↓↓↓

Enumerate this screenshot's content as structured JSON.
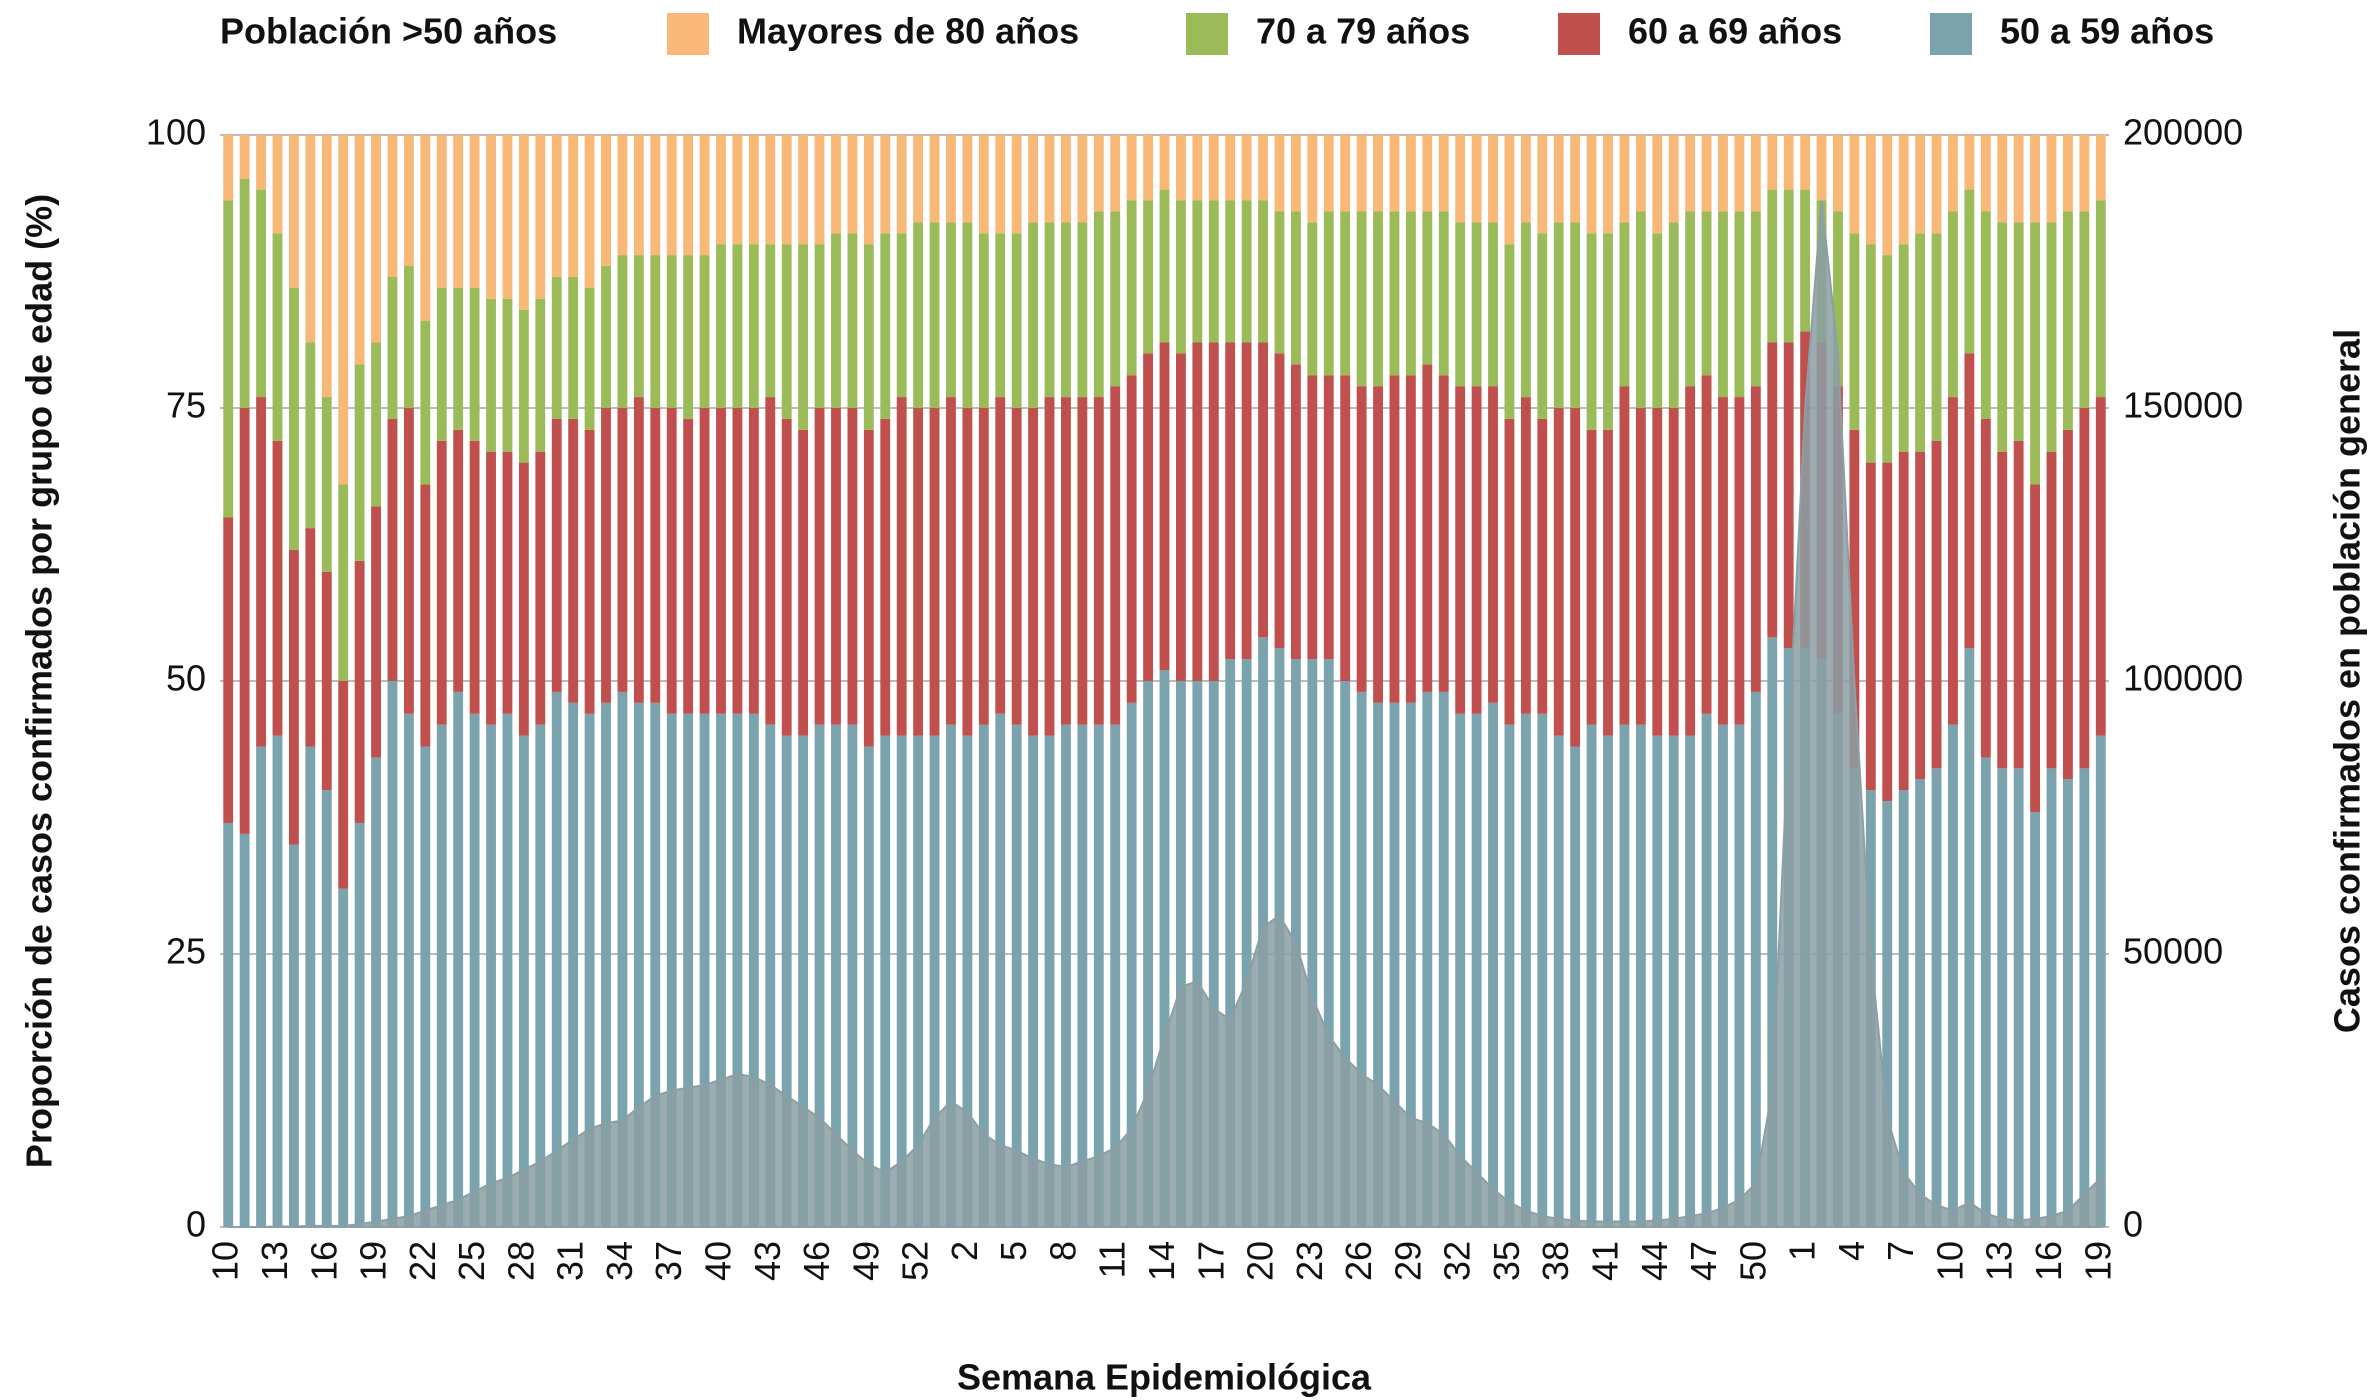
{
  "chart_data": {
    "type": "stacked_bar",
    "legend_title": "Población >50 años",
    "xlabel": "Semana Epidemiológica",
    "ylabel": "Proporción de casos confirmados por grupo de edad (%)",
    "y2label": "Casos confirmados en población general",
    "ylim": [
      0,
      100
    ],
    "yticks": [
      0,
      25,
      50,
      75,
      100
    ],
    "y2lim": [
      0,
      200000
    ],
    "y2ticks": [
      0,
      50000,
      100000,
      150000,
      200000
    ],
    "grid": true,
    "legend_position": "top",
    "categories": [
      "10",
      null,
      null,
      "13",
      null,
      null,
      "16",
      null,
      null,
      "19",
      null,
      null,
      "22",
      null,
      null,
      "25",
      null,
      null,
      "28",
      null,
      null,
      "31",
      null,
      null,
      "34",
      null,
      null,
      "37",
      null,
      null,
      "40",
      null,
      null,
      "43",
      null,
      null,
      "46",
      null,
      null,
      "49",
      null,
      null,
      "52",
      null,
      null,
      "2",
      null,
      null,
      "5",
      null,
      null,
      "8",
      null,
      null,
      "11",
      null,
      null,
      "14",
      null,
      null,
      "17",
      null,
      null,
      "20",
      null,
      null,
      "23",
      null,
      null,
      "26",
      null,
      null,
      "29",
      null,
      null,
      "32",
      null,
      null,
      "35",
      null,
      null,
      "38",
      null,
      null,
      "41",
      null,
      null,
      "44",
      null,
      null,
      "47",
      null,
      null,
      "50",
      null,
      null,
      "1",
      null,
      null,
      "4",
      null,
      null,
      "7",
      null,
      null,
      "10",
      null,
      null,
      "13",
      null,
      null,
      "16",
      null,
      null,
      "19"
    ],
    "series": [
      {
        "name": "50 a 59 años",
        "color": "#7ba3ad",
        "values": [
          37,
          36,
          44,
          45,
          35,
          44,
          40,
          31,
          37,
          43,
          50,
          47,
          44,
          46,
          49,
          47,
          46,
          47,
          45,
          46,
          49,
          48,
          47,
          48,
          49,
          48,
          48,
          47,
          47,
          47,
          47,
          47,
          47,
          46,
          45,
          45,
          46,
          46,
          46,
          44,
          45,
          45,
          45,
          45,
          46,
          45,
          46,
          47,
          46,
          45,
          45,
          46,
          46,
          46,
          46,
          48,
          50,
          51,
          50,
          50,
          50,
          52,
          52,
          54,
          53,
          52,
          52,
          52,
          50,
          49,
          48,
          48,
          48,
          49,
          49,
          47,
          47,
          48,
          46,
          47,
          47,
          45,
          44,
          46,
          45,
          46,
          46,
          45,
          45,
          45,
          47,
          46,
          46,
          49,
          54,
          53,
          53,
          52,
          47,
          42,
          40,
          39,
          40,
          41,
          42,
          46,
          53,
          43,
          42,
          42,
          38,
          42,
          41,
          42,
          45
        ]
      },
      {
        "name": "60 a 69 años",
        "color": "#c0504d",
        "values": [
          28,
          39,
          32,
          27,
          27,
          20,
          20,
          19,
          24,
          23,
          24,
          28,
          24,
          26,
          24,
          25,
          25,
          24,
          25,
          25,
          25,
          26,
          26,
          27,
          26,
          28,
          27,
          28,
          27,
          28,
          28,
          28,
          28,
          30,
          29,
          28,
          29,
          29,
          29,
          29,
          29,
          31,
          30,
          30,
          30,
          30,
          29,
          29,
          29,
          30,
          31,
          30,
          30,
          30,
          31,
          30,
          30,
          30,
          30,
          31,
          31,
          29,
          29,
          27,
          27,
          27,
          26,
          26,
          28,
          28,
          29,
          30,
          30,
          30,
          29,
          30,
          30,
          29,
          28,
          29,
          27,
          30,
          31,
          27,
          28,
          31,
          29,
          30,
          30,
          32,
          31,
          30,
          30,
          28,
          27,
          28,
          29,
          29,
          30,
          31,
          30,
          31,
          31,
          30,
          30,
          30,
          27,
          31,
          29,
          30,
          30,
          29,
          32,
          33,
          31
        ]
      },
      {
        "name": "70 a 79 años",
        "color": "#9bbb59",
        "values": [
          29,
          21,
          19,
          19,
          24,
          17,
          16,
          18,
          18,
          15,
          13,
          13,
          15,
          14,
          13,
          14,
          14,
          14,
          14,
          14,
          13,
          13,
          13,
          13,
          14,
          13,
          14,
          14,
          15,
          14,
          15,
          15,
          15,
          14,
          16,
          17,
          15,
          16,
          16,
          17,
          17,
          15,
          17,
          17,
          16,
          17,
          16,
          15,
          16,
          17,
          16,
          16,
          16,
          17,
          16,
          16,
          14,
          14,
          14,
          13,
          13,
          13,
          13,
          13,
          13,
          14,
          14,
          15,
          15,
          16,
          16,
          15,
          15,
          14,
          15,
          15,
          15,
          15,
          16,
          16,
          17,
          17,
          17,
          18,
          18,
          15,
          18,
          16,
          17,
          16,
          15,
          17,
          17,
          16,
          14,
          14,
          13,
          13,
          16,
          18,
          20,
          19,
          19,
          20,
          19,
          17,
          15,
          19,
          21,
          20,
          24,
          21,
          20,
          18,
          18
        ]
      },
      {
        "name": "Mayores de 80 años",
        "color": "#f8b878",
        "values": [
          6,
          4,
          5,
          9,
          14,
          19,
          24,
          32,
          21,
          19,
          13,
          12,
          17,
          14,
          14,
          14,
          15,
          15,
          16,
          15,
          13,
          13,
          14,
          12,
          11,
          11,
          11,
          11,
          11,
          11,
          10,
          10,
          10,
          10,
          10,
          10,
          10,
          9,
          9,
          10,
          9,
          9,
          8,
          8,
          8,
          8,
          9,
          9,
          9,
          8,
          8,
          8,
          8,
          7,
          7,
          6,
          6,
          5,
          6,
          6,
          6,
          6,
          6,
          6,
          7,
          7,
          8,
          7,
          7,
          7,
          7,
          7,
          7,
          7,
          7,
          8,
          8,
          8,
          10,
          8,
          9,
          8,
          8,
          9,
          9,
          8,
          7,
          9,
          8,
          7,
          7,
          7,
          7,
          7,
          5,
          5,
          5,
          6,
          7,
          9,
          10,
          11,
          10,
          9,
          9,
          7,
          5,
          7,
          8,
          8,
          8,
          8,
          7,
          7,
          6
        ]
      },
      {
        "type": "area",
        "axis": "y2",
        "color": "#8b9fa4",
        "values": [
          0,
          0,
          0,
          100,
          100,
          200,
          200,
          200,
          500,
          1000,
          1500,
          2000,
          3000,
          4000,
          5000,
          6500,
          8000,
          9000,
          10500,
          12000,
          14000,
          16000,
          18000,
          19000,
          19500,
          22000,
          24000,
          25000,
          25500,
          26000,
          27000,
          28000,
          27500,
          26000,
          24000,
          22000,
          20000,
          17000,
          14000,
          11500,
          10000,
          12000,
          15000,
          20000,
          23000,
          21000,
          17000,
          15000,
          14000,
          12500,
          11500,
          11000,
          12000,
          13000,
          14500,
          18000,
          25000,
          35000,
          44000,
          45000,
          40000,
          38000,
          45000,
          55000,
          57000,
          52000,
          42000,
          35000,
          31000,
          28000,
          26000,
          23000,
          20000,
          19000,
          17000,
          13000,
          10000,
          7000,
          4500,
          3000,
          2000,
          1500,
          1200,
          1000,
          1000,
          1000,
          1000,
          1200,
          1500,
          2000,
          2500,
          3500,
          5000,
          8000,
          25000,
          90000,
          150000,
          188000,
          160000,
          100000,
          50000,
          20000,
          10000,
          6000,
          4000,
          3000,
          4500,
          2500,
          1500,
          1200,
          1500,
          2000,
          3000,
          6000,
          9000
        ]
      }
    ]
  }
}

↑↑↑

Write the material out again exactly as it appears, dropping the pictures.

Enumerate this screenshot's content as structured JSON.
{
  "chart_data": {
    "type": "stacked_bar",
    "legend_title": "Población >50 años",
    "xlabel": "Semana Epidemiológica",
    "ylabel": "Proporción de casos confirmados por grupo de edad (%)",
    "y2label": "Casos confirmados en población general",
    "ylim": [
      0,
      100
    ],
    "yticks": [
      0,
      25,
      50,
      75,
      100
    ],
    "y2lim": [
      0,
      200000
    ],
    "y2ticks": [
      0,
      50000,
      100000,
      150000,
      200000
    ],
    "grid": true,
    "legend_position": "top",
    "categories": [
      "10",
      null,
      null,
      "13",
      null,
      null,
      "16",
      null,
      null,
      "19",
      null,
      null,
      "22",
      null,
      null,
      "25",
      null,
      null,
      "28",
      null,
      null,
      "31",
      null,
      null,
      "34",
      null,
      null,
      "37",
      null,
      null,
      "40",
      null,
      null,
      "43",
      null,
      null,
      "46",
      null,
      null,
      "49",
      null,
      null,
      "52",
      null,
      null,
      "2",
      null,
      null,
      "5",
      null,
      null,
      "8",
      null,
      null,
      "11",
      null,
      null,
      "14",
      null,
      null,
      "17",
      null,
      null,
      "20",
      null,
      null,
      "23",
      null,
      null,
      "26",
      null,
      null,
      "29",
      null,
      null,
      "32",
      null,
      null,
      "35",
      null,
      null,
      "38",
      null,
      null,
      "41",
      null,
      null,
      "44",
      null,
      null,
      "47",
      null,
      null,
      "50",
      null,
      null,
      "1",
      null,
      null,
      "4",
      null,
      null,
      "7",
      null,
      null,
      "10",
      null,
      null,
      "13",
      null,
      null,
      "16",
      null,
      null,
      "19"
    ],
    "series": [
      {
        "name": "50 a 59 años",
        "color": "#7ba3ad",
        "values": [
          37,
          36,
          44,
          45,
          35,
          44,
          40,
          31,
          37,
          43,
          50,
          47,
          44,
          46,
          49,
          47,
          46,
          47,
          45,
          46,
          49,
          48,
          47,
          48,
          49,
          48,
          48,
          47,
          47,
          47,
          47,
          47,
          47,
          46,
          45,
          45,
          46,
          46,
          46,
          44,
          45,
          45,
          45,
          45,
          46,
          45,
          46,
          47,
          46,
          45,
          45,
          46,
          46,
          46,
          46,
          48,
          50,
          51,
          50,
          50,
          50,
          52,
          52,
          54,
          53,
          52,
          52,
          52,
          50,
          49,
          48,
          48,
          48,
          49,
          49,
          47,
          47,
          48,
          46,
          47,
          47,
          45,
          44,
          46,
          45,
          46,
          46,
          45,
          45,
          45,
          47,
          46,
          46,
          49,
          54,
          53,
          53,
          52,
          47,
          42,
          40,
          39,
          40,
          41,
          42,
          46,
          53,
          43,
          42,
          42,
          38,
          42,
          41,
          42,
          45
        ]
      },
      {
        "name": "60 a 69 años",
        "color": "#c0504d",
        "values": [
          28,
          39,
          32,
          27,
          27,
          20,
          20,
          19,
          24,
          23,
          24,
          28,
          24,
          26,
          24,
          25,
          25,
          24,
          25,
          25,
          25,
          26,
          26,
          27,
          26,
          28,
          27,
          28,
          27,
          28,
          28,
          28,
          28,
          30,
          29,
          28,
          29,
          29,
          29,
          29,
          29,
          31,
          30,
          30,
          30,
          30,
          29,
          29,
          29,
          30,
          31,
          30,
          30,
          30,
          31,
          30,
          30,
          30,
          30,
          31,
          31,
          29,
          29,
          27,
          27,
          27,
          26,
          26,
          28,
          28,
          29,
          30,
          30,
          30,
          29,
          30,
          30,
          29,
          28,
          29,
          27,
          30,
          31,
          27,
          28,
          31,
          29,
          30,
          30,
          32,
          31,
          30,
          30,
          28,
          27,
          28,
          29,
          29,
          30,
          31,
          30,
          31,
          31,
          30,
          30,
          30,
          27,
          31,
          29,
          30,
          30,
          29,
          32,
          33,
          31
        ]
      },
      {
        "name": "70 a 79 años",
        "color": "#9bbb59",
        "values": [
          29,
          21,
          19,
          19,
          24,
          17,
          16,
          18,
          18,
          15,
          13,
          13,
          15,
          14,
          13,
          14,
          14,
          14,
          14,
          14,
          13,
          13,
          13,
          13,
          14,
          13,
          14,
          14,
          15,
          14,
          15,
          15,
          15,
          14,
          16,
          17,
          15,
          16,
          16,
          17,
          17,
          15,
          17,
          17,
          16,
          17,
          16,
          15,
          16,
          17,
          16,
          16,
          16,
          17,
          16,
          16,
          14,
          14,
          14,
          13,
          13,
          13,
          13,
          13,
          13,
          14,
          14,
          15,
          15,
          16,
          16,
          15,
          15,
          14,
          15,
          15,
          15,
          15,
          16,
          16,
          17,
          17,
          17,
          18,
          18,
          15,
          18,
          16,
          17,
          16,
          15,
          17,
          17,
          16,
          14,
          14,
          13,
          13,
          16,
          18,
          20,
          19,
          19,
          20,
          19,
          17,
          15,
          19,
          21,
          20,
          24,
          21,
          20,
          18,
          18
        ]
      },
      {
        "name": "Mayores de 80 años",
        "color": "#f8b878",
        "values": [
          6,
          4,
          5,
          9,
          14,
          19,
          24,
          32,
          21,
          19,
          13,
          12,
          17,
          14,
          14,
          14,
          15,
          15,
          16,
          15,
          13,
          13,
          14,
          12,
          11,
          11,
          11,
          11,
          11,
          11,
          10,
          10,
          10,
          10,
          10,
          10,
          10,
          9,
          9,
          10,
          9,
          9,
          8,
          8,
          8,
          8,
          9,
          9,
          9,
          8,
          8,
          8,
          8,
          7,
          7,
          6,
          6,
          5,
          6,
          6,
          6,
          6,
          6,
          6,
          7,
          7,
          8,
          7,
          7,
          7,
          7,
          7,
          7,
          7,
          7,
          8,
          8,
          8,
          10,
          8,
          9,
          8,
          8,
          9,
          9,
          8,
          7,
          9,
          8,
          7,
          7,
          7,
          7,
          7,
          5,
          5,
          5,
          6,
          7,
          9,
          10,
          11,
          10,
          9,
          9,
          7,
          5,
          7,
          8,
          8,
          8,
          8,
          7,
          7,
          6
        ]
      },
      {
        "type": "area",
        "axis": "y2",
        "color": "#8b9fa4",
        "values": [
          0,
          0,
          0,
          100,
          100,
          200,
          200,
          200,
          500,
          1000,
          1500,
          2000,
          3000,
          4000,
          5000,
          6500,
          8000,
          9000,
          10500,
          12000,
          14000,
          16000,
          18000,
          19000,
          19500,
          22000,
          24000,
          25000,
          25500,
          26000,
          27000,
          28000,
          27500,
          26000,
          24000,
          22000,
          20000,
          17000,
          14000,
          11500,
          10000,
          12000,
          15000,
          20000,
          23000,
          21000,
          17000,
          15000,
          14000,
          12500,
          11500,
          11000,
          12000,
          13000,
          14500,
          18000,
          25000,
          35000,
          44000,
          45000,
          40000,
          38000,
          45000,
          55000,
          57000,
          52000,
          42000,
          35000,
          31000,
          28000,
          26000,
          23000,
          20000,
          19000,
          17000,
          13000,
          10000,
          7000,
          4500,
          3000,
          2000,
          1500,
          1200,
          1000,
          1000,
          1000,
          1000,
          1200,
          1500,
          2000,
          2500,
          3500,
          5000,
          8000,
          25000,
          90000,
          150000,
          188000,
          160000,
          100000,
          50000,
          20000,
          10000,
          6000,
          4000,
          3000,
          4500,
          2500,
          1500,
          1200,
          1500,
          2000,
          3000,
          6000,
          9000
        ]
      }
    ]
  }
}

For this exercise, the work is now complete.